— WRITTEN TASK —
Reproduce the lines of the listing without any change, starting with the line that contains "data-point bbox=[731, 435, 741, 446]" and going on through the line that contains "x-tick-label: 9월 6일 bbox=[746, 822, 787, 836]", both included, and nothing else.

— DATA FOR PROCESSING —
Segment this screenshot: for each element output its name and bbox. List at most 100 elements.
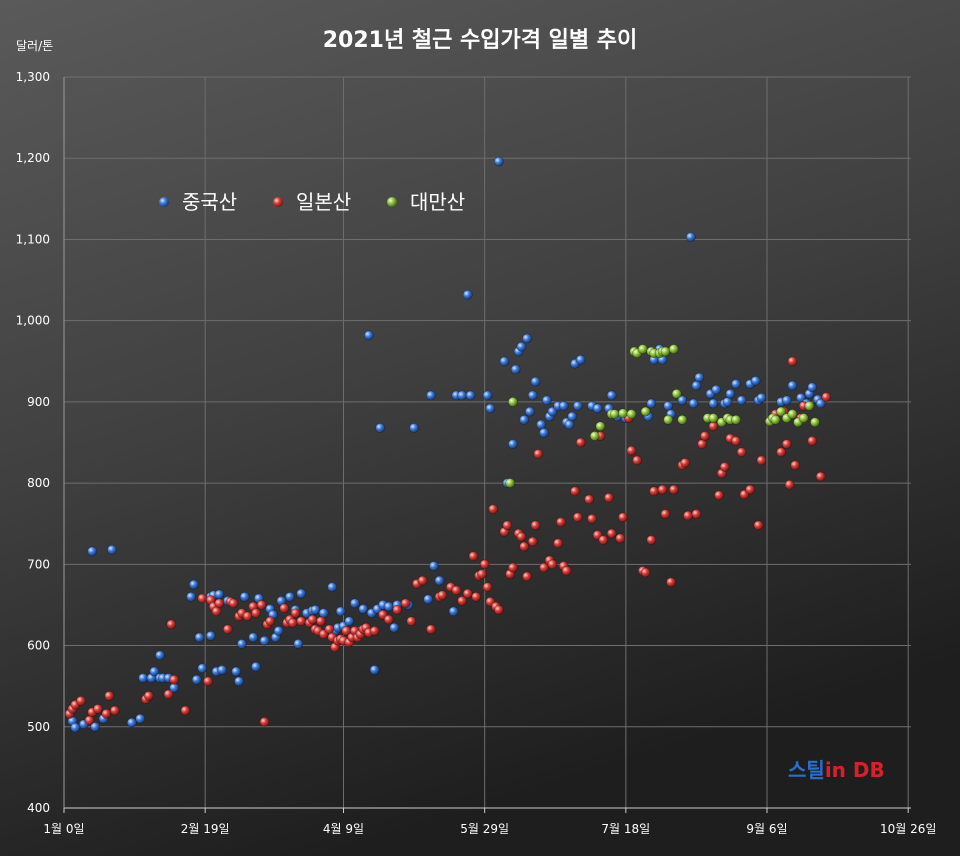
data-point bbox=[731, 435, 741, 446]
y-tick-label: 500 bbox=[27, 720, 50, 734]
data-point bbox=[547, 559, 558, 570]
data-point bbox=[392, 604, 403, 615]
data-point bbox=[448, 606, 459, 617]
data-point bbox=[203, 676, 213, 687]
data-point bbox=[451, 585, 462, 596]
data-point bbox=[527, 536, 538, 547]
legend-marker bbox=[387, 197, 397, 207]
data-point bbox=[589, 431, 600, 441]
data-point bbox=[784, 479, 795, 490]
data-point bbox=[107, 544, 117, 555]
data-point bbox=[663, 414, 674, 425]
data-point bbox=[776, 406, 786, 417]
data-point bbox=[273, 626, 284, 636]
data-point bbox=[296, 616, 307, 627]
data-point bbox=[369, 626, 380, 636]
data-point bbox=[468, 551, 479, 562]
data-point bbox=[685, 232, 696, 242]
data-point bbox=[248, 632, 259, 643]
x-tick-label: 9월 6일 bbox=[746, 822, 787, 836]
data-point bbox=[93, 704, 103, 714]
data-point bbox=[279, 603, 290, 614]
data-point bbox=[138, 673, 148, 683]
data-point bbox=[87, 546, 98, 557]
data-point bbox=[527, 390, 538, 401]
data-point bbox=[287, 617, 298, 628]
data-point bbox=[462, 289, 473, 300]
x-tick-label: 5월 29일 bbox=[460, 822, 509, 836]
data-point bbox=[745, 484, 755, 495]
data-point bbox=[296, 588, 307, 599]
data-point bbox=[668, 344, 679, 354]
data-point bbox=[570, 486, 580, 497]
data-point bbox=[637, 344, 648, 354]
data-point bbox=[242, 611, 253, 622]
data-point bbox=[615, 533, 626, 544]
watermark-logo: 스틸in DB bbox=[788, 758, 885, 782]
data-point bbox=[163, 689, 174, 700]
legend-item: 대만산 bbox=[387, 190, 465, 214]
legend-label: 대만산 bbox=[410, 190, 465, 214]
data-point bbox=[592, 403, 603, 414]
data-point bbox=[677, 395, 688, 406]
data-point bbox=[731, 414, 741, 425]
data-point bbox=[606, 390, 617, 401]
data-point bbox=[711, 384, 722, 395]
y-tick-label: 1,100 bbox=[16, 232, 50, 246]
data-point bbox=[505, 478, 515, 488]
data-point bbox=[618, 408, 628, 419]
data-point bbox=[256, 600, 267, 610]
data-point bbox=[126, 717, 137, 728]
data-point bbox=[214, 589, 225, 600]
legend-label: 중국산 bbox=[182, 190, 237, 214]
data-point bbox=[770, 414, 781, 425]
data-point bbox=[640, 567, 651, 578]
data-point bbox=[135, 713, 146, 724]
axes bbox=[63, 77, 911, 813]
data-point bbox=[626, 409, 637, 419]
data-point bbox=[383, 601, 394, 612]
data-point bbox=[688, 398, 699, 409]
y-tick-label: 700 bbox=[27, 557, 50, 571]
y-tick-label: 400 bbox=[27, 801, 50, 815]
data-point bbox=[556, 517, 566, 527]
data-point bbox=[708, 398, 719, 409]
data-point bbox=[228, 598, 239, 609]
data-point bbox=[725, 388, 736, 399]
data-point bbox=[155, 650, 165, 661]
y-tick-label: 600 bbox=[27, 639, 50, 653]
data-point bbox=[668, 484, 679, 495]
data-point bbox=[731, 379, 741, 389]
data-point bbox=[101, 708, 112, 719]
data-point bbox=[525, 406, 535, 417]
data-point bbox=[149, 666, 160, 677]
data-point bbox=[349, 598, 360, 609]
data-point bbox=[516, 341, 527, 352]
data-point bbox=[606, 528, 617, 539]
data-point bbox=[214, 598, 225, 609]
data-point bbox=[485, 403, 496, 414]
data-point bbox=[457, 390, 467, 401]
data-point bbox=[539, 562, 549, 573]
data-point bbox=[457, 596, 467, 606]
data-point bbox=[609, 409, 620, 419]
data-point bbox=[400, 598, 411, 609]
data-point bbox=[756, 392, 767, 403]
data-point bbox=[191, 674, 202, 685]
y-tick-label: 1,000 bbox=[16, 314, 50, 328]
data-point bbox=[197, 593, 208, 604]
data-point bbox=[109, 705, 120, 716]
data-point bbox=[417, 575, 428, 586]
data-point bbox=[502, 520, 513, 531]
data-point bbox=[104, 691, 115, 701]
data-point bbox=[217, 665, 227, 675]
data-point bbox=[465, 390, 476, 401]
data-point bbox=[307, 614, 318, 625]
data-point bbox=[660, 346, 671, 357]
data-point bbox=[781, 439, 792, 449]
data-point bbox=[736, 395, 747, 406]
data-point bbox=[547, 406, 558, 417]
data-point bbox=[482, 582, 493, 592]
data-point bbox=[533, 448, 544, 459]
data-point bbox=[409, 422, 419, 433]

— WORKED ANSWER —
data-point bbox=[731, 435, 741, 446]
y-tick-label: 500 bbox=[27, 720, 50, 734]
data-point bbox=[547, 559, 558, 570]
data-point bbox=[392, 604, 403, 615]
data-point bbox=[448, 606, 459, 617]
data-point bbox=[203, 676, 213, 687]
data-point bbox=[451, 585, 462, 596]
data-point bbox=[527, 536, 538, 547]
legend-marker bbox=[387, 197, 397, 207]
data-point bbox=[589, 431, 600, 441]
data-point bbox=[784, 479, 795, 490]
data-point bbox=[107, 544, 117, 555]
data-point bbox=[663, 414, 674, 425]
data-point bbox=[776, 406, 786, 417]
data-point bbox=[273, 626, 284, 636]
data-point bbox=[296, 616, 307, 627]
data-point bbox=[369, 626, 380, 636]
data-point bbox=[468, 551, 479, 562]
data-point bbox=[685, 232, 696, 242]
data-point bbox=[248, 632, 259, 643]
x-tick-label: 9월 6일 bbox=[746, 822, 787, 836]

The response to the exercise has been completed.